◆ Problem to work on
Of all the lines in the data below, how many contain "формирует"? Report that number alone.

◆ Source data
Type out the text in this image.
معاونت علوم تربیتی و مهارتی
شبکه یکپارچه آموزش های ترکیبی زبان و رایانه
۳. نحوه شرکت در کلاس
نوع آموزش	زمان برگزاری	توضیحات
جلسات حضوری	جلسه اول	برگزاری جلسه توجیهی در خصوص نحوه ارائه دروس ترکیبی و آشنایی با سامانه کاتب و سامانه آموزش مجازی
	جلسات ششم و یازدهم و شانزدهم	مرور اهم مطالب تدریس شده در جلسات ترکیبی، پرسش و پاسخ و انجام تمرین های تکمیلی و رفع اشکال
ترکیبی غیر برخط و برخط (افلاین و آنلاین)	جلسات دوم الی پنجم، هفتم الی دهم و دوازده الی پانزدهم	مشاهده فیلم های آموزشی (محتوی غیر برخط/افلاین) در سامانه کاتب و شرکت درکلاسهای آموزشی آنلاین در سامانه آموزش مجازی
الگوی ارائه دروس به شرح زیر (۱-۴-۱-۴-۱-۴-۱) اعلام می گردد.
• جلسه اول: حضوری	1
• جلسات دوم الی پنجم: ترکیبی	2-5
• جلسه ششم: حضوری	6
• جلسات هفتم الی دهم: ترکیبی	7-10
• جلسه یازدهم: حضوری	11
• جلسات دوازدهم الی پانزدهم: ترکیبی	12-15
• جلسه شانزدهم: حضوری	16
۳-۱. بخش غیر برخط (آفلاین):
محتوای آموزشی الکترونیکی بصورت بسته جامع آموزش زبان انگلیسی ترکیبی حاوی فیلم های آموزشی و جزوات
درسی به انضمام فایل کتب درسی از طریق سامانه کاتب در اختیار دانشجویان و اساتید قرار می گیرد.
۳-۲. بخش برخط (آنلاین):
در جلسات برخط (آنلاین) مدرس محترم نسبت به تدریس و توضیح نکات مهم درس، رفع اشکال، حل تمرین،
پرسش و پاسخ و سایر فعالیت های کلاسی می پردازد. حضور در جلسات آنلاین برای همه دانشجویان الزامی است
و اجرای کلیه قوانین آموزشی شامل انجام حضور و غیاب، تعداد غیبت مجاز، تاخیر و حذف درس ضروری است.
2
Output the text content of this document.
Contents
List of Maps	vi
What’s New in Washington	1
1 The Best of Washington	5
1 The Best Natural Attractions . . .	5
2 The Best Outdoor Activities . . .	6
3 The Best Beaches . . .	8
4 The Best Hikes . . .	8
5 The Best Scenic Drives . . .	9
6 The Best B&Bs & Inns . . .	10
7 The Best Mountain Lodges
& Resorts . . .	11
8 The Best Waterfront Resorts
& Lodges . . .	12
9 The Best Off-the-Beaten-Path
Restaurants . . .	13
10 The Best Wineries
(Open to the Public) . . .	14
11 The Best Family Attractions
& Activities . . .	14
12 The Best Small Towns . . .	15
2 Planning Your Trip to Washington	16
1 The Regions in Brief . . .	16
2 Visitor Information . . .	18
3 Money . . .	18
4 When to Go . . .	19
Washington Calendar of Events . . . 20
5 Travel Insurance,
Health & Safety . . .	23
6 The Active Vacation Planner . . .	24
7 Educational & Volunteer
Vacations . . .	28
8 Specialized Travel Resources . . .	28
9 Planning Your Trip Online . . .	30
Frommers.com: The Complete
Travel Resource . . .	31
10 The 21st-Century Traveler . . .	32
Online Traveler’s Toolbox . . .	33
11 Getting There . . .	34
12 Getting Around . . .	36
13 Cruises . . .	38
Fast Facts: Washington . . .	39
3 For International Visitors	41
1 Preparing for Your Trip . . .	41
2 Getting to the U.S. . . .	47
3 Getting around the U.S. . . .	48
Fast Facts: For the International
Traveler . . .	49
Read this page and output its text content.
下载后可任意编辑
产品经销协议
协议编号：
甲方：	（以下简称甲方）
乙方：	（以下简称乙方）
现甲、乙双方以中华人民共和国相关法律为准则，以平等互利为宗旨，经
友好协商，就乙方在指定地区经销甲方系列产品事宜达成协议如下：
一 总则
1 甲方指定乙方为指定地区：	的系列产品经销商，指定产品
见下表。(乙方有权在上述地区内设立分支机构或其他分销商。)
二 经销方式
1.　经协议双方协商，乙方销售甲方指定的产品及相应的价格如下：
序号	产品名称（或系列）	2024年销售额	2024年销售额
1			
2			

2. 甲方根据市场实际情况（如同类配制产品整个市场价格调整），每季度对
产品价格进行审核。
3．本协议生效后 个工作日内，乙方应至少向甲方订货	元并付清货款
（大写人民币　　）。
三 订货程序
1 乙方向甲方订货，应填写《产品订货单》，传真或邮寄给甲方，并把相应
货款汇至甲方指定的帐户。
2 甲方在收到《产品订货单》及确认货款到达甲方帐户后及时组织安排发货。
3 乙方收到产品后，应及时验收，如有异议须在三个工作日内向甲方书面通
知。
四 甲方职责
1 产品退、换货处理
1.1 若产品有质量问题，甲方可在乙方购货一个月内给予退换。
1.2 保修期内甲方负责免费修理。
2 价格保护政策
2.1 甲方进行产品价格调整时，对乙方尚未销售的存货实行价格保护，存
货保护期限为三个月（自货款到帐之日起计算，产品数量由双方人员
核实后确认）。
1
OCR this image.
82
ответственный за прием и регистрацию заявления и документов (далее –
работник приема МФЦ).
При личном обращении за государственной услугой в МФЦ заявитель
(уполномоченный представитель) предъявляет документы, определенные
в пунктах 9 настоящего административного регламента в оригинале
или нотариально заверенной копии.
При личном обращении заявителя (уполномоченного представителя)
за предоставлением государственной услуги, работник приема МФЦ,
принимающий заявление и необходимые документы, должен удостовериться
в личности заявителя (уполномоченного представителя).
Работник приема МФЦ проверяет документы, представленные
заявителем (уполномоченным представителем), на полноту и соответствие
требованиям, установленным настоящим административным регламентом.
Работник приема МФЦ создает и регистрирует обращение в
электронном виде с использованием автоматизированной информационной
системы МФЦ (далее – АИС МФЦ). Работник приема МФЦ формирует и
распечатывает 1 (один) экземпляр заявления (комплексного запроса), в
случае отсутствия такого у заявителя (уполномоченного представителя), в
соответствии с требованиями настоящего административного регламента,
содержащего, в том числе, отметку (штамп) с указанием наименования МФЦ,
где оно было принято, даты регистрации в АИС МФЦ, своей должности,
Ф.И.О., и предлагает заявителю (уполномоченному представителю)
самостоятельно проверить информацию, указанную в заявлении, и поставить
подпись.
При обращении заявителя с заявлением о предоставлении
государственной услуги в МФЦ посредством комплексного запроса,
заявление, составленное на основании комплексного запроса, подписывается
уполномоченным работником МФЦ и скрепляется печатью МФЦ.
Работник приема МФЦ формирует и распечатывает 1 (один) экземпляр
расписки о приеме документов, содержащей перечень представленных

◆ Solution
2